■ REQUIRED WORK
Within the records below, find each line that holds the string "subtitle", then copy it.

■ ITEMS
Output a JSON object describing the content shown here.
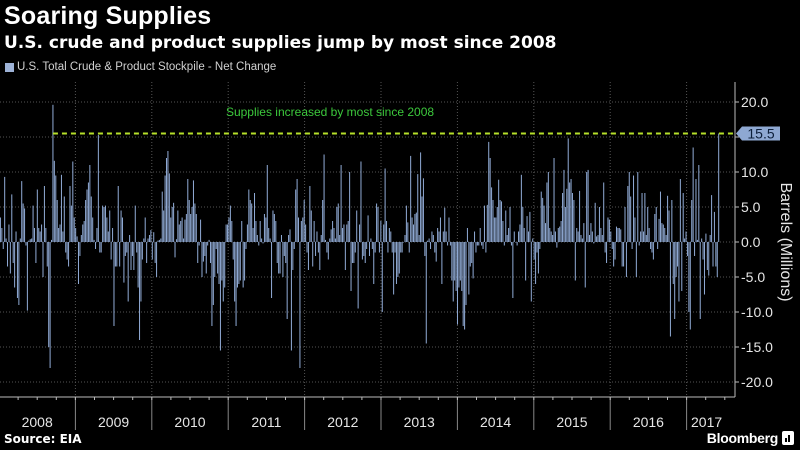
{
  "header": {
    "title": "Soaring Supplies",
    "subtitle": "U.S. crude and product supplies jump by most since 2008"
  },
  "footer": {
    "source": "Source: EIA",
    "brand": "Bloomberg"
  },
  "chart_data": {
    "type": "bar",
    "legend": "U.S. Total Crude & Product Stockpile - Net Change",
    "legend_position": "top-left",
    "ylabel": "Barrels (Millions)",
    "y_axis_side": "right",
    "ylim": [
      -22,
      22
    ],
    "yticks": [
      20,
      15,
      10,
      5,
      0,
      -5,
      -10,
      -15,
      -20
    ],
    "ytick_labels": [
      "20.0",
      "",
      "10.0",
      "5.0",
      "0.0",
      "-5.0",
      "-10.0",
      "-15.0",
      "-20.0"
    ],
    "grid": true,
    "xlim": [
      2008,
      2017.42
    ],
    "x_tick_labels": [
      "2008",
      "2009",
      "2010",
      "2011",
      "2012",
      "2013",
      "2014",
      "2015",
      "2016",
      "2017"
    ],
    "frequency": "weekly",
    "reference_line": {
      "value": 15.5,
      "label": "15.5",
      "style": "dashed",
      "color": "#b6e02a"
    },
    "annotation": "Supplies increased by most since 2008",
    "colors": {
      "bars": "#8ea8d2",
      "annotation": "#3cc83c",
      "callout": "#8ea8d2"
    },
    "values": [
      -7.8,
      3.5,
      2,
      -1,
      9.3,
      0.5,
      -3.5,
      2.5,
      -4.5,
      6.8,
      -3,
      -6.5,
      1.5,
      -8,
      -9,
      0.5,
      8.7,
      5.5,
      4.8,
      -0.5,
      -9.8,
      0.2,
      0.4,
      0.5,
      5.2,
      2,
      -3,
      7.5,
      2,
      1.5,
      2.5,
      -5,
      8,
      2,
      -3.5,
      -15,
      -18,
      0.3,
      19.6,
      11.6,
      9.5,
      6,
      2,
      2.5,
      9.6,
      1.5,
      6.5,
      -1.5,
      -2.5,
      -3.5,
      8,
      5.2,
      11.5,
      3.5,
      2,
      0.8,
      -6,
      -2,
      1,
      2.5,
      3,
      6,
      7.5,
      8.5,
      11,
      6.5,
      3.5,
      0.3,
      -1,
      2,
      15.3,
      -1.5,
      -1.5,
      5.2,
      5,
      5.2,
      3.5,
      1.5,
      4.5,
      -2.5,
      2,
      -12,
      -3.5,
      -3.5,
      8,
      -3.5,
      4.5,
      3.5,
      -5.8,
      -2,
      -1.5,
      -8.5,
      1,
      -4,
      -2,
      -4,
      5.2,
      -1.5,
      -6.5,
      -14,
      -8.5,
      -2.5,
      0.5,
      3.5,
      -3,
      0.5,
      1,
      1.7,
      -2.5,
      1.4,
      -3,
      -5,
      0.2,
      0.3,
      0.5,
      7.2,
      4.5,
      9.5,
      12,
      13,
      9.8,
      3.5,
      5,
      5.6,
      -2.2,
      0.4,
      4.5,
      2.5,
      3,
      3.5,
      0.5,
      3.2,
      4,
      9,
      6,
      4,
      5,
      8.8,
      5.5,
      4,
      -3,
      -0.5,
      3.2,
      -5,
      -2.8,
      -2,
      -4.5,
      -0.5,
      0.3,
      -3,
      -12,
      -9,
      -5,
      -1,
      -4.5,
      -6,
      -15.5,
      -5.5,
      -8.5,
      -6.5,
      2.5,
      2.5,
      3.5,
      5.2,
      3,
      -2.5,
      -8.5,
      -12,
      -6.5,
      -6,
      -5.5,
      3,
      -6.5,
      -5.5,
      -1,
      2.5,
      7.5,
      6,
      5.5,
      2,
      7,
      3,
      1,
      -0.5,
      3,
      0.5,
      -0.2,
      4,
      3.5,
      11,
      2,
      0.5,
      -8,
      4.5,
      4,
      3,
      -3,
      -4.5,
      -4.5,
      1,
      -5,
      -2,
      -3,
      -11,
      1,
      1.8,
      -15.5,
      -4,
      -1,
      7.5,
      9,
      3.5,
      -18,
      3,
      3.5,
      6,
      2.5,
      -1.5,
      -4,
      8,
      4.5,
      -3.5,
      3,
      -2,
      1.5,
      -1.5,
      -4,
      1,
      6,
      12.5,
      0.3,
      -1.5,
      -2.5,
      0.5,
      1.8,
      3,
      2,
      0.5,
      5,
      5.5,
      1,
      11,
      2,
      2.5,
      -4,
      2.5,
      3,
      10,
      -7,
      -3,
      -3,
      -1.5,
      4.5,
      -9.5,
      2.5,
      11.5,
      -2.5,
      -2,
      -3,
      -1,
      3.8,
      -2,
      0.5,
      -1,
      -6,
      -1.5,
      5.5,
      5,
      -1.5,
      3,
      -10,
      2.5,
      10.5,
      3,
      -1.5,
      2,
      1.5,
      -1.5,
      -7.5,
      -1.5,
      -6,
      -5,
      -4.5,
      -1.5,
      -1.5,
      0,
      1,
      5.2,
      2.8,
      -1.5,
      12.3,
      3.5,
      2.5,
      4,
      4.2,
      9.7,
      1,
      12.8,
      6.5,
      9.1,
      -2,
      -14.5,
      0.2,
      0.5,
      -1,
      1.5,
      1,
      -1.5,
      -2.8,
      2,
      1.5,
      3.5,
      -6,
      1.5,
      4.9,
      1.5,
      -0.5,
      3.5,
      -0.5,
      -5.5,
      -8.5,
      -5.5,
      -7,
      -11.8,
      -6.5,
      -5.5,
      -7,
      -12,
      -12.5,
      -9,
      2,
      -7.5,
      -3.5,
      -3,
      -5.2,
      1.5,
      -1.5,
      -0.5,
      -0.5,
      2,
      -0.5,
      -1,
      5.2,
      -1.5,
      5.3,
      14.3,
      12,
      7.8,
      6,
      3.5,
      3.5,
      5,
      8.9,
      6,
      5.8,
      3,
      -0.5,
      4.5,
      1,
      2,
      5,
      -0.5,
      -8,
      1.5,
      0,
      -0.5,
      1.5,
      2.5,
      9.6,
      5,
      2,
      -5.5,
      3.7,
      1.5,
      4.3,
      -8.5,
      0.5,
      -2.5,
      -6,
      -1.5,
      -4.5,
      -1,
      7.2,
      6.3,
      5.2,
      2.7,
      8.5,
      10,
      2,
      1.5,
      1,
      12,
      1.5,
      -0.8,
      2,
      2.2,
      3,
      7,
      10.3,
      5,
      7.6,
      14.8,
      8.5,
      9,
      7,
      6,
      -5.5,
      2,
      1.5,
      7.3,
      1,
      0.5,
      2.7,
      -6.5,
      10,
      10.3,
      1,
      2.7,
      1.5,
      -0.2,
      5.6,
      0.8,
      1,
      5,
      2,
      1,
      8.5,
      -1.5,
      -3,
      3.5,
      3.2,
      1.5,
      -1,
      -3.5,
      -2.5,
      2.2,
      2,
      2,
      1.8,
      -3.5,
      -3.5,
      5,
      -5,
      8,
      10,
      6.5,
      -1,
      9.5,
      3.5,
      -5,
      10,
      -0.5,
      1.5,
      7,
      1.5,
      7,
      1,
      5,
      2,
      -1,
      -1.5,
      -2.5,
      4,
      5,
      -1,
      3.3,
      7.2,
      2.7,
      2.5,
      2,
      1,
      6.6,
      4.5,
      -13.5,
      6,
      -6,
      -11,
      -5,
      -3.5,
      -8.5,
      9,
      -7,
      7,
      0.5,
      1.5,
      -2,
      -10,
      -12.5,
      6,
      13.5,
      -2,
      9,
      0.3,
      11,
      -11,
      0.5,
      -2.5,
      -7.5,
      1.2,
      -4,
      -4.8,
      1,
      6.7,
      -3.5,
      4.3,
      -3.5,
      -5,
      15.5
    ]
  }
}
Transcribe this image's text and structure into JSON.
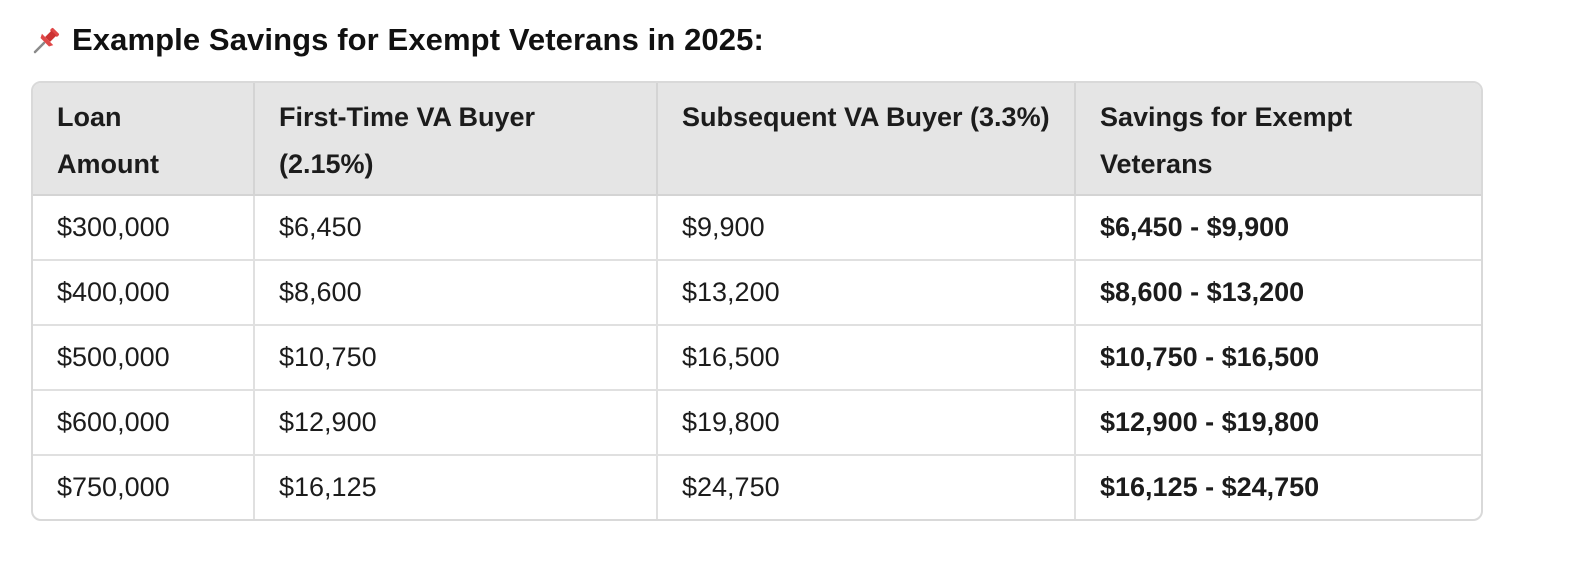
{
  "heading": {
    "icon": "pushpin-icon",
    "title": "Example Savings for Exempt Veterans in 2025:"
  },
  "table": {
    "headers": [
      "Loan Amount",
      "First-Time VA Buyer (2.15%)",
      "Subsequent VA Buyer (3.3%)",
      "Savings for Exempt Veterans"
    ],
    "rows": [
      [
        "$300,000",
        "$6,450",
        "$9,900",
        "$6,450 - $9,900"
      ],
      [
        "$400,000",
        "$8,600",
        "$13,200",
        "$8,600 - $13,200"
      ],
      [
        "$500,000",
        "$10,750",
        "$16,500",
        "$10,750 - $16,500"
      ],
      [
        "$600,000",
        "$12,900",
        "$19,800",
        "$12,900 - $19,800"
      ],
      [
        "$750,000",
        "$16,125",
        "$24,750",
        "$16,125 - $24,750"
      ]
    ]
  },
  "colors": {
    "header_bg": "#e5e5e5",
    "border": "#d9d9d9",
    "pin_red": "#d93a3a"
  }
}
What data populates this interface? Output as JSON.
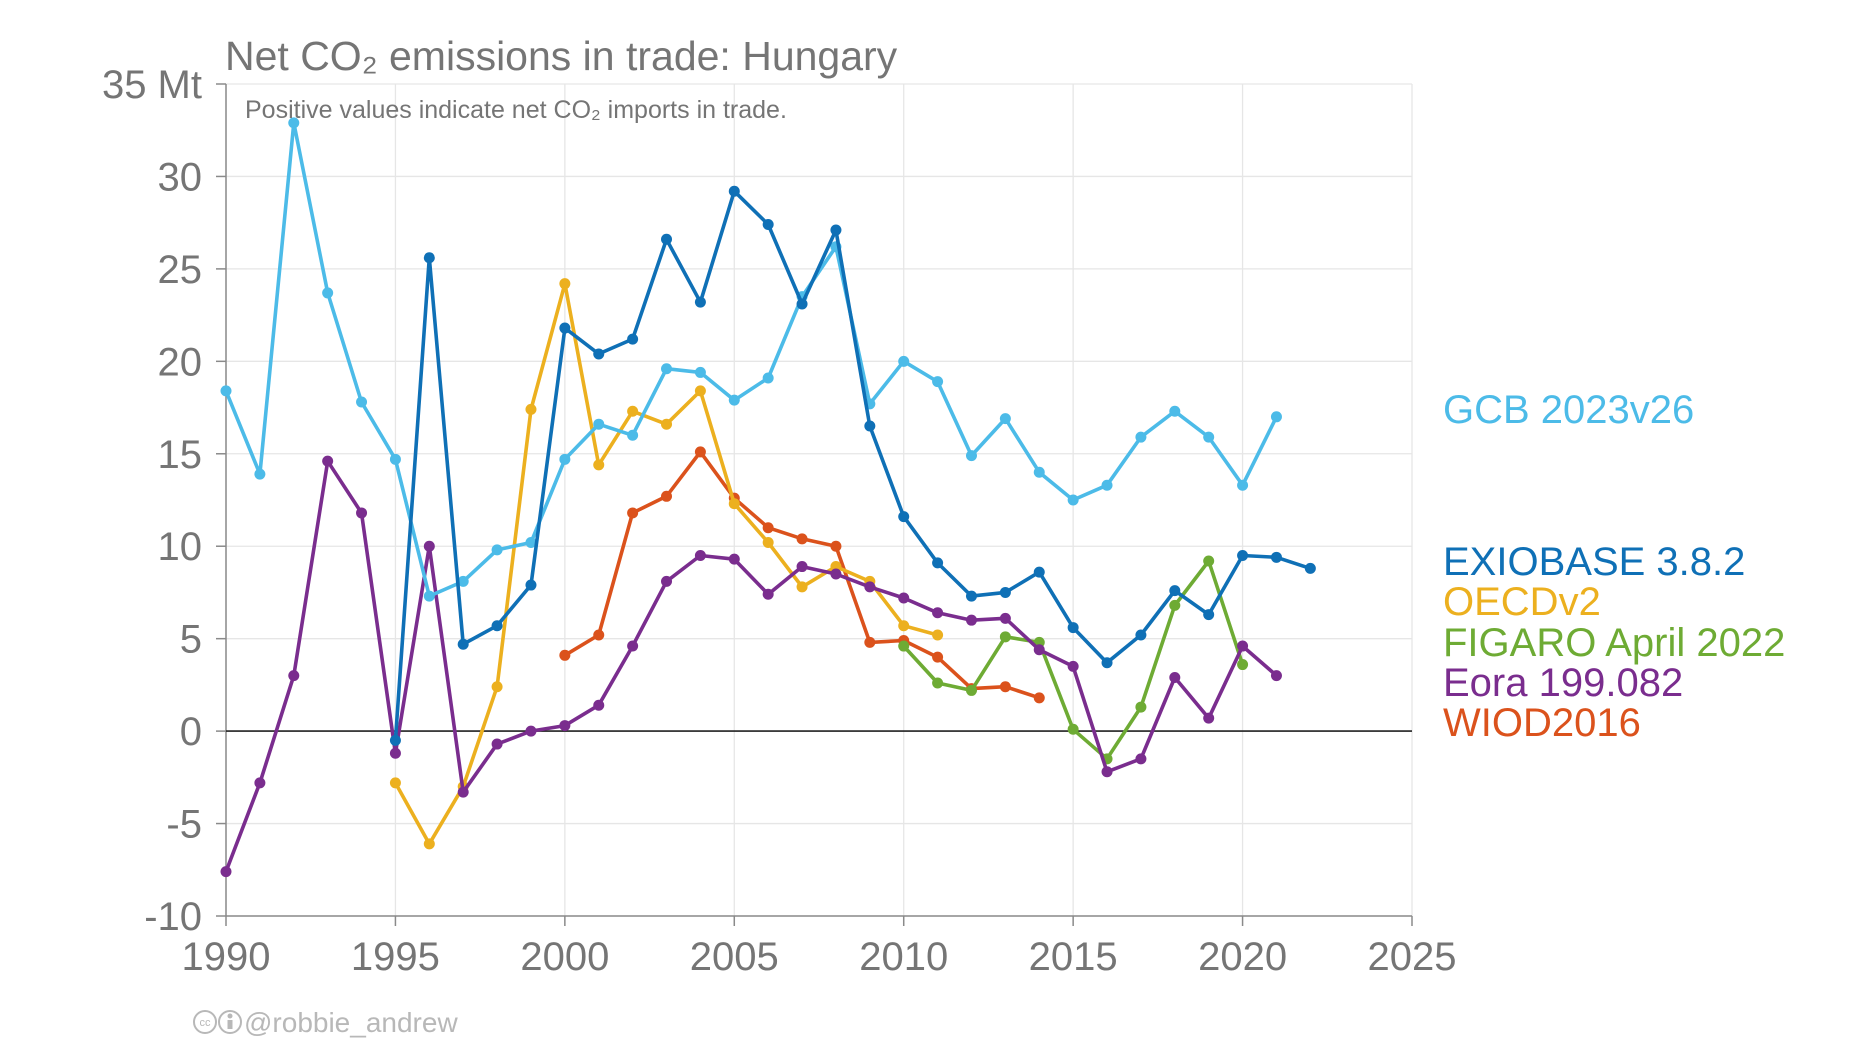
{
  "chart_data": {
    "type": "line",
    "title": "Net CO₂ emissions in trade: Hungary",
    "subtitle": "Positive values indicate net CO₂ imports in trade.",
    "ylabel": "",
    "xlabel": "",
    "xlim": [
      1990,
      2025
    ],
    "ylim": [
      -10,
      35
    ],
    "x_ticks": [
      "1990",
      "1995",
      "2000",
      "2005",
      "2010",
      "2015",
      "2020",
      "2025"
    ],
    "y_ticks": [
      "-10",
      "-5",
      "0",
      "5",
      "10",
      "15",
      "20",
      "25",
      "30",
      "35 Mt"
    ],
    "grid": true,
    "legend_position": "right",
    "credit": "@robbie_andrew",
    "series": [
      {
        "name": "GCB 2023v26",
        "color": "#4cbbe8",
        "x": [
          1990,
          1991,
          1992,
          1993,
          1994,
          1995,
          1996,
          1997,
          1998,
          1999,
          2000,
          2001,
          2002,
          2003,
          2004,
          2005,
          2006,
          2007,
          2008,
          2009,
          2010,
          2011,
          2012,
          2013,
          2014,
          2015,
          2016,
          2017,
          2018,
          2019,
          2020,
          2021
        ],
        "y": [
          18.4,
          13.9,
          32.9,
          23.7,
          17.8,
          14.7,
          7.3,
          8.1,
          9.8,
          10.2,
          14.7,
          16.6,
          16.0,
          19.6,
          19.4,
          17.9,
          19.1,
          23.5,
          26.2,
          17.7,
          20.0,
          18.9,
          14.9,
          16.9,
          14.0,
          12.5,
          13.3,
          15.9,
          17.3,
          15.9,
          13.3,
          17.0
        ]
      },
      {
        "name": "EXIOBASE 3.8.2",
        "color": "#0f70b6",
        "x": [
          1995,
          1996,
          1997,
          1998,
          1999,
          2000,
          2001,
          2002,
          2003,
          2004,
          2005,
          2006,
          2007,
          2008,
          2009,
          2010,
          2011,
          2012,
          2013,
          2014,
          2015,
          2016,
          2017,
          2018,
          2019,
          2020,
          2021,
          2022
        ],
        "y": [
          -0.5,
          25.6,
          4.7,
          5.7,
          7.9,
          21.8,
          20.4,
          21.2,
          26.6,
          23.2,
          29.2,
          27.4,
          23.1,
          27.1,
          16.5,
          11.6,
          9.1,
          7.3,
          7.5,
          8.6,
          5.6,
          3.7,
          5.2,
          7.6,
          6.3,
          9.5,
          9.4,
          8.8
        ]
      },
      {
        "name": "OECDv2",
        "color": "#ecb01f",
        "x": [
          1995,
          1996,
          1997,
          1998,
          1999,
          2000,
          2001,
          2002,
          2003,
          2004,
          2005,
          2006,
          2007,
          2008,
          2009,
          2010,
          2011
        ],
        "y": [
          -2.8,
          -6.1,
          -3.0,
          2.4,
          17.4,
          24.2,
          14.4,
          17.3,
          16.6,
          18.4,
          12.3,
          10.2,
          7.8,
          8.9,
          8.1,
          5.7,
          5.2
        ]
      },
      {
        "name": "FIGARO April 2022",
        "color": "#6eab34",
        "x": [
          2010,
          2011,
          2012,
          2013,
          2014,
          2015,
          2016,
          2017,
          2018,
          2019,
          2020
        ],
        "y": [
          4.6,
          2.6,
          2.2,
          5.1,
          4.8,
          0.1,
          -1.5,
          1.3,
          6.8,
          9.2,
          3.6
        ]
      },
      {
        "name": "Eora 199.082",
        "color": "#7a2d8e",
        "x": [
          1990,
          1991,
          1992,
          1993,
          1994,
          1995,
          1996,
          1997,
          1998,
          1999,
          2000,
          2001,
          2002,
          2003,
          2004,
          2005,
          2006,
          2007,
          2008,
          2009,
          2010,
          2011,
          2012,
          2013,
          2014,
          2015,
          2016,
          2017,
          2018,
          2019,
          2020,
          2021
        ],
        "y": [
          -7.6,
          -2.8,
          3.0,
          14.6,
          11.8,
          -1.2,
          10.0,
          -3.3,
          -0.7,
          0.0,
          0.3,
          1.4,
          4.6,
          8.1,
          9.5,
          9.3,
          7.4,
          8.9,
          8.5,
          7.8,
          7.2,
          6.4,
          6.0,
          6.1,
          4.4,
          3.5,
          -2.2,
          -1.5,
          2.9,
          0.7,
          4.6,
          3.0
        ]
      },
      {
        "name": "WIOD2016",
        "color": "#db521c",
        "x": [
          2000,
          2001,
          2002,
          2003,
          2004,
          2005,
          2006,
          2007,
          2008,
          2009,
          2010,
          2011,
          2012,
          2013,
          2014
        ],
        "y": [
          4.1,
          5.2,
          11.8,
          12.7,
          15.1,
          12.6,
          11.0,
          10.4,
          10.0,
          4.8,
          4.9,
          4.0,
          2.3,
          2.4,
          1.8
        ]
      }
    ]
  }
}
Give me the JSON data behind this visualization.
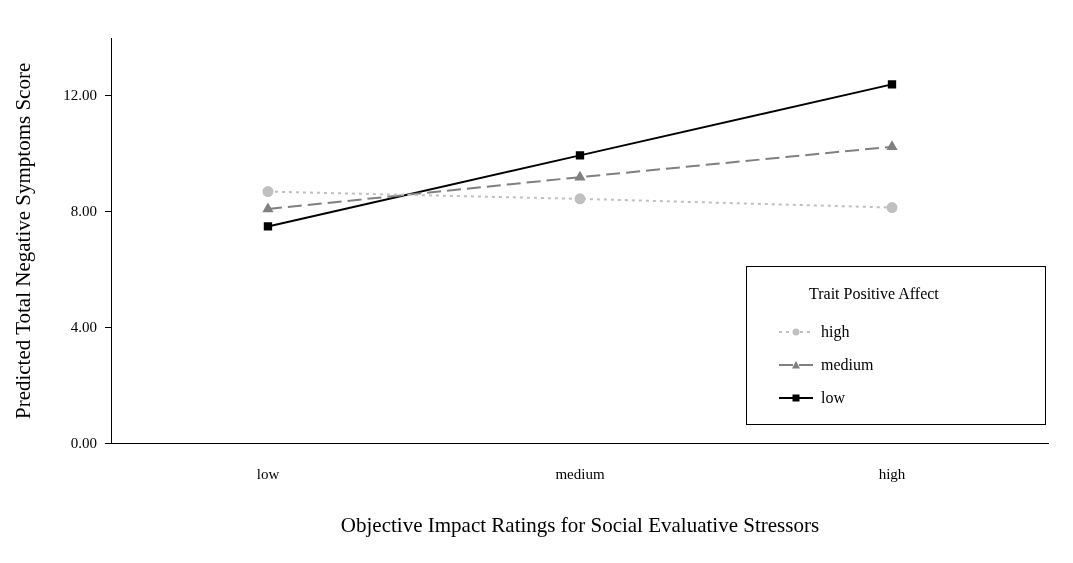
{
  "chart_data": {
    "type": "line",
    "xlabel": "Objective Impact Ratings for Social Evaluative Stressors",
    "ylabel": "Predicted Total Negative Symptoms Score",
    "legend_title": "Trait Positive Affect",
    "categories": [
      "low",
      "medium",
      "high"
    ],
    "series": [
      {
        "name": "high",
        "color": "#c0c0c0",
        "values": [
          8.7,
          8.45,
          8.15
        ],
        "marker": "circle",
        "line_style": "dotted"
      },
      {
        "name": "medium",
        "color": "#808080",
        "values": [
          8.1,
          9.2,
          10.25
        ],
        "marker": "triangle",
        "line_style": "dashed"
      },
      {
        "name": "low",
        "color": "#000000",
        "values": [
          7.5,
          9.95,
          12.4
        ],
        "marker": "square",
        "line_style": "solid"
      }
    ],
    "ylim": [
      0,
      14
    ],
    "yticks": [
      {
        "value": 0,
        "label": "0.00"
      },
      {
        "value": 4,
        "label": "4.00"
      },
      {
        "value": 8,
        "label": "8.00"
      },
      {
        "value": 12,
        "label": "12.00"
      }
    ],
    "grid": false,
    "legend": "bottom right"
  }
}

■ WRITTEN SOLUTION
    "subtitle": "U.S. crude and product supplies jump by most since 2008"
    "subtitle": "Positive values indicate net CO₂ imports in trade.",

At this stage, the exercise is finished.